§ Work to complete: Only lines containing "atpB" are wanted from the data below. Copy those lines.

────

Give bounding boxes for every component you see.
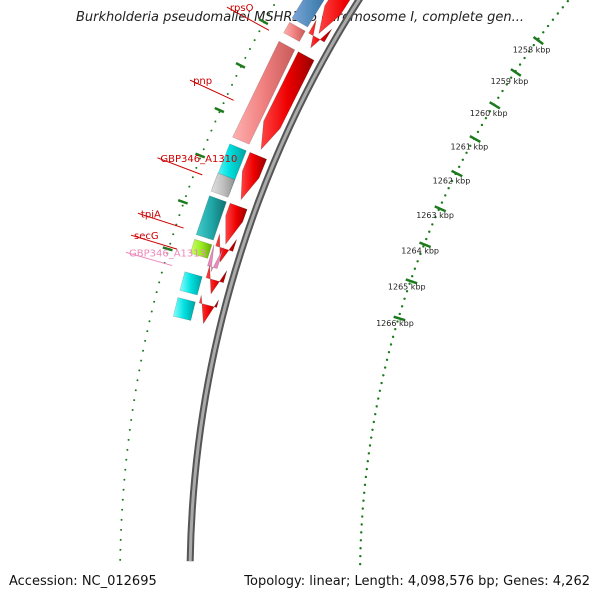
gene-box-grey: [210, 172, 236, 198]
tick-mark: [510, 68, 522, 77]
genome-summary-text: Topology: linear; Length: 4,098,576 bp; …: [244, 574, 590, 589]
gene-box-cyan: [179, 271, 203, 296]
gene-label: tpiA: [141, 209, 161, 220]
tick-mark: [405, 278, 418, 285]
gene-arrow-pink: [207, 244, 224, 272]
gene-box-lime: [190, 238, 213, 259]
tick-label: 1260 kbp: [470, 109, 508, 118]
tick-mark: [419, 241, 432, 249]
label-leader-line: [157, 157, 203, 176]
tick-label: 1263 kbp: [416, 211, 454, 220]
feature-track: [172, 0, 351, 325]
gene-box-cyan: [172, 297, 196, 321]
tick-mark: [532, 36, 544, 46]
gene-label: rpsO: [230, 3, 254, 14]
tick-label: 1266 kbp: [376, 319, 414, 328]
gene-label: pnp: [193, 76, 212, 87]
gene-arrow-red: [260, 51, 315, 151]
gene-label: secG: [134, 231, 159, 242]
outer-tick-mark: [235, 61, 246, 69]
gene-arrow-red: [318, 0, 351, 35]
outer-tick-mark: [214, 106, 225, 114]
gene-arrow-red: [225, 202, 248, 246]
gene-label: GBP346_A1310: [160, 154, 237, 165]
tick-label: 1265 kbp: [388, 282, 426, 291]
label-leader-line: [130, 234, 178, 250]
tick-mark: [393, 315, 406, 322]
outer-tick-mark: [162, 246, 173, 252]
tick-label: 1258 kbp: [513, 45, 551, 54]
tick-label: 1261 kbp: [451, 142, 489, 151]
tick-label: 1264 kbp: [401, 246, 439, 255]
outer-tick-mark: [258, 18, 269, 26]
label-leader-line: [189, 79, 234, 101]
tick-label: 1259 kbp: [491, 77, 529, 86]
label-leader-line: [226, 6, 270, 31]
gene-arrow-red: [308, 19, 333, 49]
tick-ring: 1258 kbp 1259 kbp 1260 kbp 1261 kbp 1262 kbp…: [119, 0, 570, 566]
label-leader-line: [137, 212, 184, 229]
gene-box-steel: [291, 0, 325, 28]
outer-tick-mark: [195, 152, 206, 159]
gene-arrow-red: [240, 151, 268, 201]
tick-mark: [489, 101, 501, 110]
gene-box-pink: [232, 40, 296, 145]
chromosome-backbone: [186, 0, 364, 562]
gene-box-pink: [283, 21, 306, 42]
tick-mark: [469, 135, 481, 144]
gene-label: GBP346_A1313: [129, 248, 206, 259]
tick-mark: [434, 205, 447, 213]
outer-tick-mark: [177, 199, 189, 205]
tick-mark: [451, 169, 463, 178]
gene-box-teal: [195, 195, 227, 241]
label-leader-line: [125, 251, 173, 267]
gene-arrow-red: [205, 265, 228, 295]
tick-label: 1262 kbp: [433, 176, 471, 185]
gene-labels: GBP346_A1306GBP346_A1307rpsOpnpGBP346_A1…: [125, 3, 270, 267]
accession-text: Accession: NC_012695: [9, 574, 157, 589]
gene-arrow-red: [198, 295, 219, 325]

────

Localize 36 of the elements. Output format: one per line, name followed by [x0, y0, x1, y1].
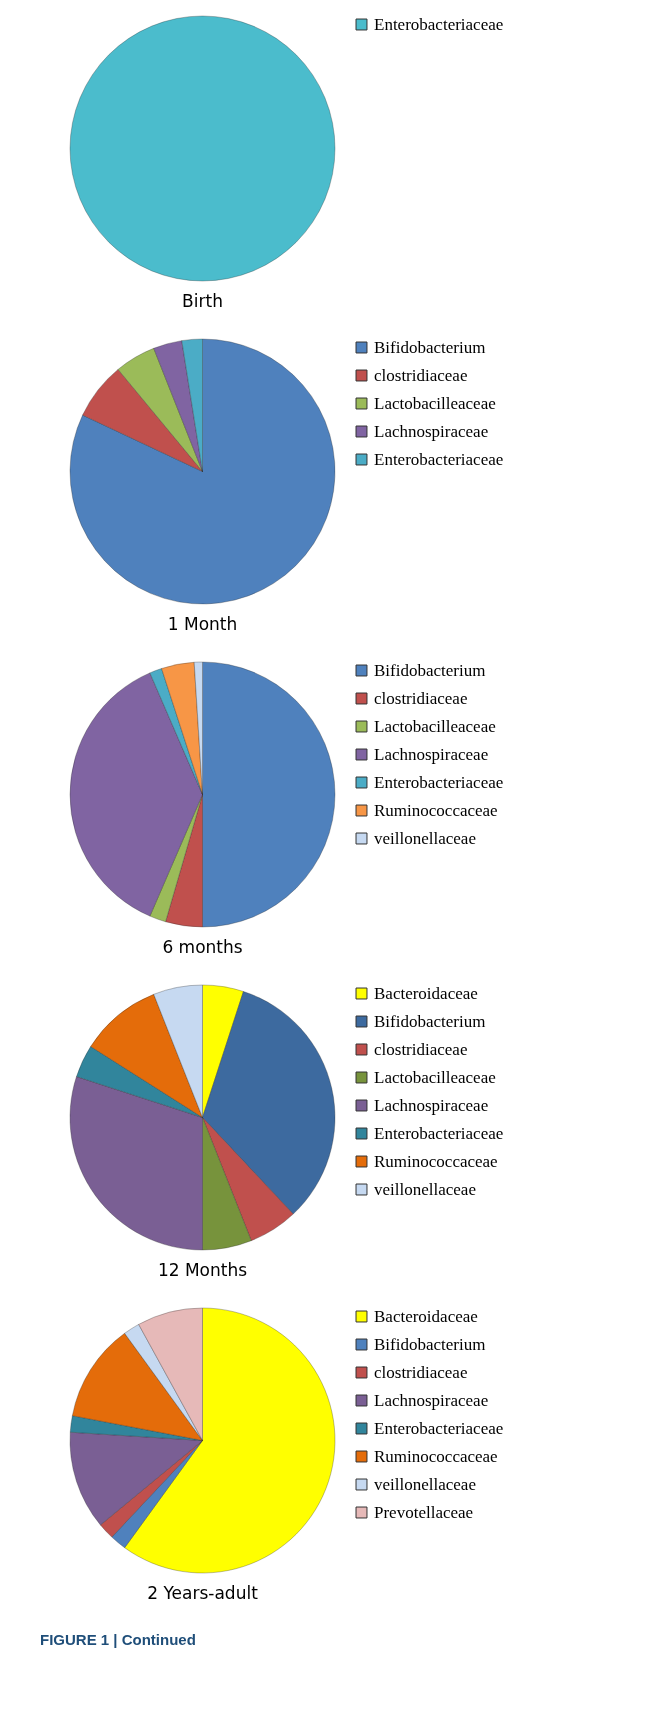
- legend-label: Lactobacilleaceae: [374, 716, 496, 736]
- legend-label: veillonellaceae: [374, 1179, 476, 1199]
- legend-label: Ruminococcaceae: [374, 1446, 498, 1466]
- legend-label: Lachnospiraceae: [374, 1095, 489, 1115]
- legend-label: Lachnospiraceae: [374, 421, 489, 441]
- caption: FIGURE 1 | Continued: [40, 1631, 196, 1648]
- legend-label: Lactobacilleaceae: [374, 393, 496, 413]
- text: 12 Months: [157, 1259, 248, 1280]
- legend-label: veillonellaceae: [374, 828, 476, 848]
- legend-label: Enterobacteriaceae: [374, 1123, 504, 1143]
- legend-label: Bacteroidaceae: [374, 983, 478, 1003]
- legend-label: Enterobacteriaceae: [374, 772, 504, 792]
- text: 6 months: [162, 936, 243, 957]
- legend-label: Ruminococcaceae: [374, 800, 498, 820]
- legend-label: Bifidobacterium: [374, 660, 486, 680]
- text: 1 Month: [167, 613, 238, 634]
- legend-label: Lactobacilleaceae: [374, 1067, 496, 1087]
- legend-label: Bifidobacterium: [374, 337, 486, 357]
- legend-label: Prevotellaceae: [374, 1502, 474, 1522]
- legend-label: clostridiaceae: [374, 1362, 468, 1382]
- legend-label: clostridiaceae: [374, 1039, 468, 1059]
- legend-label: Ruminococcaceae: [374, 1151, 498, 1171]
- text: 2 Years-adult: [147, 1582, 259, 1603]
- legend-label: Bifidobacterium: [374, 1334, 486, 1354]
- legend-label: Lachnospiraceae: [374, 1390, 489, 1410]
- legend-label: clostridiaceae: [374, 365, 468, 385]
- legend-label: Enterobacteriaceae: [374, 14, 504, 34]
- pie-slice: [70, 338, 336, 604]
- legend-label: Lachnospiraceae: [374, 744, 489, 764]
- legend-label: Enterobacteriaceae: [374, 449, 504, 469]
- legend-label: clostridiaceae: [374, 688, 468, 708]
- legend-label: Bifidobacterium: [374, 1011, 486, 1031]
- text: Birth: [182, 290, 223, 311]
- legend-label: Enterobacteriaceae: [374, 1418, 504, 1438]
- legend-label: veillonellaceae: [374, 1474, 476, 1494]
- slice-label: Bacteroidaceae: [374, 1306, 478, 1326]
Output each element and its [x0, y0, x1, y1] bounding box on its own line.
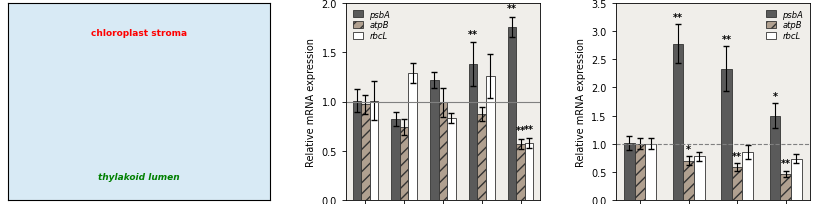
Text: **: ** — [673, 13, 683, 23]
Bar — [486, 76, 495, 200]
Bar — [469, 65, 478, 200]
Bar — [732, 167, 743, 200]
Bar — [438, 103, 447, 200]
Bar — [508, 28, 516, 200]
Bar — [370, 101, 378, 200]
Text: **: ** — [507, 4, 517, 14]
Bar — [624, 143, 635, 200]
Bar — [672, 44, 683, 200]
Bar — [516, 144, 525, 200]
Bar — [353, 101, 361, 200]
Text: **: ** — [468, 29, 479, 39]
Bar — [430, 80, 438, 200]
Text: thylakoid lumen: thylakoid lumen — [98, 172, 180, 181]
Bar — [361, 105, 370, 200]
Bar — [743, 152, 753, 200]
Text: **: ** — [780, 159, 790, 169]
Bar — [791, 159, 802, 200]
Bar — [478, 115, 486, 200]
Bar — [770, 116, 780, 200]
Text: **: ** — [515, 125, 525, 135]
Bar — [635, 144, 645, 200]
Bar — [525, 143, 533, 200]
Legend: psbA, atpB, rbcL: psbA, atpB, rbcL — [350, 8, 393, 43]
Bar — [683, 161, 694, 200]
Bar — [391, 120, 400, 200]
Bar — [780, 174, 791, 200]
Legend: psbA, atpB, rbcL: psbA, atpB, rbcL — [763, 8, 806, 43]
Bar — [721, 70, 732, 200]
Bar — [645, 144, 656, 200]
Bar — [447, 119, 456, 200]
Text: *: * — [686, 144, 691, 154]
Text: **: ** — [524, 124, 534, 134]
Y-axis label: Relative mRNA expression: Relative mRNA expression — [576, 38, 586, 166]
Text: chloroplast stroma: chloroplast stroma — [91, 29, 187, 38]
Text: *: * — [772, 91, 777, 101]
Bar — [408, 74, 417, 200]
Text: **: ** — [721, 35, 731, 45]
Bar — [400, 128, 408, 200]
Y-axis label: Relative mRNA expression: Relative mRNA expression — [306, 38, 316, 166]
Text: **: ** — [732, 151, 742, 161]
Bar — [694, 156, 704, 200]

────

§ Exercise output:
Legend: psbA, atpB, rbcL: psbA, atpB, rbcL — [350, 8, 393, 43]
Legend: psbA, atpB, rbcL: psbA, atpB, rbcL — [763, 8, 806, 43]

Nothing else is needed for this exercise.